___ DATA IN THIS EXERCISE ___

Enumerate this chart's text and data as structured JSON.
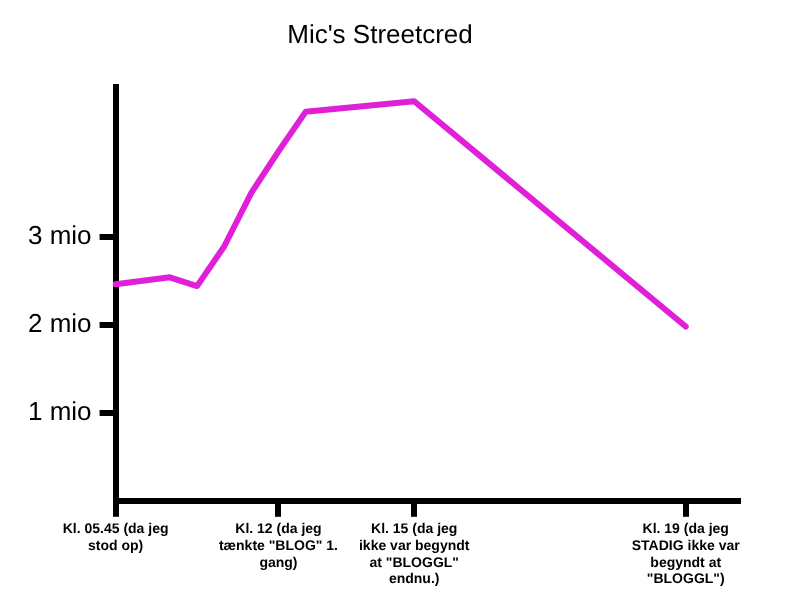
{
  "chart_data": {
    "type": "line",
    "title": "Mic's Streetcred",
    "categories": [
      "Kl. 05.45 (da jeg stod op)",
      null,
      null,
      null,
      null,
      null,
      "Kl. 12 (da jeg tænkte \"BLOG\" 1. gang)",
      null,
      null,
      null,
      null,
      "Kl. 15 (da jeg ikke var begyndt at \"BLOGGL\" endnu.)",
      null,
      null,
      null,
      null,
      null,
      null,
      null,
      null,
      null,
      "Kl. 19 (da jeg STADIG ikke var begyndt at \"BLOGGL\")",
      null,
      null
    ],
    "series": [
      {
        "color": "#e020d8",
        "values": [
          2.46,
          null,
          2.54,
          2.44,
          2.89,
          3.5,
          3.97,
          4.42,
          null,
          null,
          null,
          4.54,
          null,
          null,
          null,
          null,
          null,
          null,
          null,
          null,
          null,
          1.98,
          null,
          null
        ]
      }
    ],
    "ylim": [
      0,
      4.7
    ],
    "yticks": [
      {
        "value": 1,
        "label": "1 mio"
      },
      {
        "value": 2,
        "label": "2 mio"
      },
      {
        "value": 3,
        "label": "3 mio"
      }
    ],
    "grid": false,
    "legend": false,
    "marker": "none",
    "line_style": "solid"
  }
}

___

§ WHAT IS REQUIRED:
Leaving aside the images, write out the entries above word for word.

§ SOLVED EXERCISE:
Enumerate this chart's text and data as structured JSON.
{
  "chart_data": {
    "type": "line",
    "title": "Mic's Streetcred",
    "categories": [
      "Kl. 05.45 (da jeg stod op)",
      null,
      null,
      null,
      null,
      null,
      "Kl. 12 (da jeg tænkte \"BLOG\" 1. gang)",
      null,
      null,
      null,
      null,
      "Kl. 15 (da jeg ikke var begyndt at \"BLOGGL\" endnu.)",
      null,
      null,
      null,
      null,
      null,
      null,
      null,
      null,
      null,
      "Kl. 19 (da jeg STADIG ikke var begyndt at \"BLOGGL\")",
      null,
      null
    ],
    "series": [
      {
        "color": "#e020d8",
        "values": [
          2.46,
          null,
          2.54,
          2.44,
          2.89,
          3.5,
          3.97,
          4.42,
          null,
          null,
          null,
          4.54,
          null,
          null,
          null,
          null,
          null,
          null,
          null,
          null,
          null,
          1.98,
          null,
          null
        ]
      }
    ],
    "ylim": [
      0,
      4.7
    ],
    "yticks": [
      {
        "value": 1,
        "label": "1 mio"
      },
      {
        "value": 2,
        "label": "2 mio"
      },
      {
        "value": 3,
        "label": "3 mio"
      }
    ],
    "grid": false,
    "legend": false,
    "marker": "none",
    "line_style": "solid"
  }
}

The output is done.